Records shown ->
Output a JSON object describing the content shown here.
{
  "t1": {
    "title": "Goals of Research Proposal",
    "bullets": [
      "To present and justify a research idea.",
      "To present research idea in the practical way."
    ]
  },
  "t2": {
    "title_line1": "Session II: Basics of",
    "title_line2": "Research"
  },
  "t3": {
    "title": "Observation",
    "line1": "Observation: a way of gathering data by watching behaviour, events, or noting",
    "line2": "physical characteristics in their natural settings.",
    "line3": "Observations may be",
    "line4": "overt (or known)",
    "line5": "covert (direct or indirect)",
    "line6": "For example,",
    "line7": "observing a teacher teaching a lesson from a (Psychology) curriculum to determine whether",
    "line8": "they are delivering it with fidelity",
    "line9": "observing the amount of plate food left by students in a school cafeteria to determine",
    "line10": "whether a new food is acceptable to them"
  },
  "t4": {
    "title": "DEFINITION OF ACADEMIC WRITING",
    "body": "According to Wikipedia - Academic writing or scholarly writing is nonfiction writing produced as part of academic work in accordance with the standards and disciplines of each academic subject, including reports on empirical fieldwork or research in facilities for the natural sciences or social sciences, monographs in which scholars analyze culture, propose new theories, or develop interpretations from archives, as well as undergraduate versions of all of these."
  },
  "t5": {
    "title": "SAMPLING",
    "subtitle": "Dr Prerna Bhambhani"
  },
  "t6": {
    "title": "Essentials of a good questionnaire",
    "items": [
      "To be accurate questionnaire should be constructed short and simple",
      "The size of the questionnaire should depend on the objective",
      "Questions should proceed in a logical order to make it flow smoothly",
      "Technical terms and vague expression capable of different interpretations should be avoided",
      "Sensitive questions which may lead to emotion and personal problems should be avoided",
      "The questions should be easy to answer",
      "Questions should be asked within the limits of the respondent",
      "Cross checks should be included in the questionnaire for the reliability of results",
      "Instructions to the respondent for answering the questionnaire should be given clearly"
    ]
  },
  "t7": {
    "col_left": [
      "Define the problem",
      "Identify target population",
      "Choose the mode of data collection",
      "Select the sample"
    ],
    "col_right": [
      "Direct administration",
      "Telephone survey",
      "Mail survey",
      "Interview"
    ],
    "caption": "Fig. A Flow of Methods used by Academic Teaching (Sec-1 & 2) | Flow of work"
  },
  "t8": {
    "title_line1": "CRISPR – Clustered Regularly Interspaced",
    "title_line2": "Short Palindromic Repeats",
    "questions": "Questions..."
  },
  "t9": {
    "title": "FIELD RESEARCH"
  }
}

Problem statement -> Recopy the entries above in their entirety, exactly.

Finished answer ->
Output a JSON object describing the content shown here.
{
  "t1": {
    "title": "Goals of Research Proposal",
    "bullets": [
      "To present and justify a research idea.",
      "To present research idea in the practical way."
    ]
  },
  "t2": {
    "title_line1": "Session II: Basics of",
    "title_line2": "Research"
  },
  "t3": {
    "title": "Observation",
    "line1": "Observation: a way of gathering data by watching behaviour, events, or noting",
    "line2": "physical characteristics in their natural settings.",
    "line3": "Observations may be",
    "line4": "overt (or known)",
    "line5": "covert (direct or indirect)",
    "line6": "For example,",
    "line7": "observing a teacher teaching a lesson from a (Psychology) curriculum to determine whether",
    "line8": "they are delivering it with fidelity",
    "line9": "observing the amount of plate food left by students in a school cafeteria to determine",
    "line10": "whether a new food is acceptable to them"
  },
  "t4": {
    "title": "DEFINITION OF ACADEMIC WRITING",
    "body": "According to Wikipedia - Academic writing or scholarly writing is nonfiction writing produced as part of academic work in accordance with the standards and disciplines of each academic subject, including reports on empirical fieldwork or research in facilities for the natural sciences or social sciences, monographs in which scholars analyze culture, propose new theories, or develop interpretations from archives, as well as undergraduate versions of all of these."
  },
  "t5": {
    "title": "SAMPLING",
    "subtitle": "Dr Prerna Bhambhani"
  },
  "t6": {
    "title": "Essentials of a good questionnaire",
    "items": [
      "To be accurate questionnaire should be constructed short and simple",
      "The size of the questionnaire should depend on the objective",
      "Questions should proceed in a logical order to make it flow smoothly",
      "Technical terms and vague expression capable of different interpretations should be avoided",
      "Sensitive questions which may lead to emotion and personal problems should be avoided",
      "The questions should be easy to answer",
      "Questions should be asked within the limits of the respondent",
      "Cross checks should be included in the questionnaire for the reliability of results",
      "Instructions to the respondent for answering the questionnaire should be given clearly"
    ]
  },
  "t7": {
    "col_left": [
      "Define the problem",
      "Identify target population",
      "Choose the mode of data collection",
      "Select the sample"
    ],
    "col_right": [
      "Direct administration",
      "Telephone survey",
      "Mail survey",
      "Interview"
    ],
    "caption": "Fig. A Flow of Methods used by Academic Teaching (Sec-1 & 2) | Flow of work"
  },
  "t8": {
    "title_line1": "CRISPR – Clustered Regularly Interspaced",
    "title_line2": "Short Palindromic Repeats",
    "questions": "Questions..."
  },
  "t9": {
    "title": "FIELD RESEARCH"
  }
}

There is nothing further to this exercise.